STUDY QUESTIONS:
#1 Reproduce the passage of the commentary on conservative and liberal policy directions from "Health Care: The" up to and including "rates come down.", with "skyrocketing" changed to "soaring".
#2 Extend the commentary on conservative and liberal policy directions with the next passage after its final sentence.

EXCERPT TO READ:
* * * * * * *

Republican National Convention

ST. PAUL — After two conventions, three cities, 11 days and more than 16 panel discussions, a pretty clear picture emerges on the different directions conservatives and liberals want to take the country.

Conservatives recognize we live in a global economy from which we cannot afford to retreat. It’s a world where an information-based economy enables consumers to expect not only better choices in the products and services they buy, but more accountability from their government as well. They believe the same free market forces that have lifted billions out of poverty around the world now need to be applied to a model of government still stuck in the 20th century.

The left, on the other hand, believes the country has gone wildly off track since Ronald Reagan became president. Liberals want to return to 1930s-style solutions of the New Deal and Great Society. On issue after issue, the left has rejected President Bill Clinton’s 1996 claim that “the era of big government is over.” For them, big government is about to make a huge comeback.

Energy: Listening to the left on energy policy, one would think the only way America ever moved away from the horse and carriage was through a well-thought-out, centrally planned government program to tax buggy whips and subsidize Model Ts. There simply is no acknowledgment that private technological innovation and entrepreneurship were the driving factors that transformed our nation’s transportation sector a century ago. Driven by fears that our planet will end soon unless drastic reductions in carbon emissions happen immediately, the left desperately wants the government to direct and control our nation’s energy infrastructure. Never mind that many on the left don’t even know where we currently get our energy from or how much their plans will hurt American consumers. The nostalgia on the left for big government runs so deep that any analogy to past government programs is marshaled to help make their case. Conservatives, meanwhile, plainly acknowledge that our economic and national security interests are not well served by our dependence on foreign oil. They just believe that millions of individual consumer choices, instead of a few selected government bureaucrats, should shape our energy future.

Health Care: The left desperately wants to inflict a government run, Medicare-like, health care bureaucracy on the American people. But the left’s leaders deftly recognize that the American people would never sign up for government health care knowingly. So instead, they use the language of choice to sell incremental reforms that are designed to strangle private health care and pave the way for a single-payer system. Conservatives are much more honest in their approach, explicitly telling the American people that our 1930s-era employer-delivered health care system is hopelessly out of date, and that consumers need to be given the dollars and the information to make their own decisions. Only when real market forces are introduced, for the first time, into our health care system will skyrocketing costs and uninsured rates come down.

* * * * * * *

ENTRIES SUPPLIED:
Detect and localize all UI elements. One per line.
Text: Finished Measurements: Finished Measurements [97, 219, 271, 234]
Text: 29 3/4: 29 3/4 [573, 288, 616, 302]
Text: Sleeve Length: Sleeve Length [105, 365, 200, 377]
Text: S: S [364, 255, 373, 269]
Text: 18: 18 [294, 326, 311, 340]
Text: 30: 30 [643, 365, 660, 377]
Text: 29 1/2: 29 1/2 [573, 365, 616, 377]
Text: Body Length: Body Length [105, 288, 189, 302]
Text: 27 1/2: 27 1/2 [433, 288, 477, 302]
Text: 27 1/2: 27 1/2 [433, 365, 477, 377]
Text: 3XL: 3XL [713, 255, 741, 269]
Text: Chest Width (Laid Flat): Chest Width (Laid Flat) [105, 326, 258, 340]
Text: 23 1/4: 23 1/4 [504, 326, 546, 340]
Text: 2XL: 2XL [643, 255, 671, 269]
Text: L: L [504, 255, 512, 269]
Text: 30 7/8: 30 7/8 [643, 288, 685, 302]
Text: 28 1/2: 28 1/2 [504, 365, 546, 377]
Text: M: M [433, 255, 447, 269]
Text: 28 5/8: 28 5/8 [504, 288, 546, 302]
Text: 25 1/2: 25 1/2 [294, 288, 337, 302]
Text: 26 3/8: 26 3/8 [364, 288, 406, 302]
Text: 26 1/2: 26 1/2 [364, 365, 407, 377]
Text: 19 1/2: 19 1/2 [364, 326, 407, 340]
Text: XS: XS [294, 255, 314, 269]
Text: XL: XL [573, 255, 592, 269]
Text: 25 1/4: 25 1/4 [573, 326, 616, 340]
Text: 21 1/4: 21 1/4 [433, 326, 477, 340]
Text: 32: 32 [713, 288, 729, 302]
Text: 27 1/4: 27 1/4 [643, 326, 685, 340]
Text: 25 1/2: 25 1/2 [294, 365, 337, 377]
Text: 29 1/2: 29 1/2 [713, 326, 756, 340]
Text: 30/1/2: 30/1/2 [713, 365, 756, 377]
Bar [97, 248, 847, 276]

* * * * * * *

PER-TASK OUTPUTS:
#1
Health Care: The left desperately wants to inflict a government run, Medicare-like, health care bureaucracy on the American people. But the left’s leaders deftly recognize that the American people would never sign up for government health care knowingly. So instead, they use the language of choice to sell incremental reforms that are designed to strangle private health care and pave the way for a single-payer system. Conservatives are much more honest in their approach, explicitly telling the American people that our 1930s-era employer-delivered health care system is hopelessly out of date, and that consumers need to be given the dollars and the information to make their own decisions. Only when real market forces are introduced, for the first time, into our health care system will soaring costs and uninsured rates come down.

#2
Labor: Still dependent on unions for votes and money, the left has turned its back on free trade, calling for a timeout on new trade deals and renegotiation of current deals with our closest allies. Worse, the left wants to solidify its political power by reversing labor’s continued shrinking share of the private workforce. To do this, they want to end secret ballot elections for union organizing, thus enabling union “lieutenants” to pressure employees at work, in the parking lot, and even at their homes.

Education: Despite decades of poor results, the left still has only one solution for education reform: higher government spending for public schools. Never mind that there is no link between higher spending and results, teacher unions will never allow the left to embrace any reforms that endanger seniority and job security. Conservatives, however, know that 85% of education spending goes to teachers’ salary and benefits, that these salary and benefits are determined by seniority and that seniority has no impact on how well students learn. The only way to bring real reform to our nation’s schools is to empower families to make the decisions on where their education dollars go.

Budget and Spending: The leaders of the left talk a good game on reducing the deficit and lowering taxes, but the fact is that they still want to raise America’s overall tax burden. What little new revenues they raise don’t come close to matching their promised massive new spending increases. But for many on the left, this is not a problem: they want high deficits. Conservatives, meanwhile, know that our looming entitlement crisis threatens our entire economy and that steps must be taken today to ensure our children will have the opportunities for growth that we do.